• **Job**:
Send back all the data below, exactly as given.

** begin Rows **

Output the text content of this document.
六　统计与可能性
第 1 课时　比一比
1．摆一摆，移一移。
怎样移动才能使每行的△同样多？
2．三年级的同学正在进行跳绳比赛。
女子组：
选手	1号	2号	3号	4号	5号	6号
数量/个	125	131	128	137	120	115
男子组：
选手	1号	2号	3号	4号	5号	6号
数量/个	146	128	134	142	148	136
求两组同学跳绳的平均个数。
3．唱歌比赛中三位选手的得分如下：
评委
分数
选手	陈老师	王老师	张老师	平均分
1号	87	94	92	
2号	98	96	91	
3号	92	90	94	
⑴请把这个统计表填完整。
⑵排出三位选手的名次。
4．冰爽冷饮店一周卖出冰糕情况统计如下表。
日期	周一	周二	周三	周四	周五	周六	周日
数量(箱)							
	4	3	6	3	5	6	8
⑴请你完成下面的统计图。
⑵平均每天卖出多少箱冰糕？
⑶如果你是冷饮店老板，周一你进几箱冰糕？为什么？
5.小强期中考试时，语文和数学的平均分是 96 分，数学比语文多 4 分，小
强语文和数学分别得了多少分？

** end Rows **

• **Answer to the problem**:
Output the text content of this document.
六　统计与可能性
第 1 课时　比一比
1．摆一摆，移一移。
怎样移动才能使每行的△同样多？
2．三年级的同学正在进行跳绳比赛。
女子组：
选手	1号	2号	3号	4号	5号	6号
数量/个	125	131	128	137	120	115
男子组：
选手	1号	2号	3号	4号	5号	6号
数量/个	146	128	134	142	148	136
求两组同学跳绳的平均个数。
3．唱歌比赛中三位选手的得分如下：
评委
分数
选手	陈老师	王老师	张老师	平均分
1号	87	94	92	
2号	98	96	91	
3号	92	90	94	
⑴请把这个统计表填完整。
⑵排出三位选手的名次。
4．冰爽冷饮店一周卖出冰糕情况统计如下表。
日期	周一	周二	周三	周四	周五	周六	周日
数量(箱)							
	4	3	6	3	5	6	8
⑴请你完成下面的统计图。
⑵平均每天卖出多少箱冰糕？
⑶如果你是冷饮店老板，周一你进几箱冰糕？为什么？
5.小强期中考试时，语文和数学的平均分是 96 分，数学比语文多 4 分，小
强语文和数学分别得了多少分？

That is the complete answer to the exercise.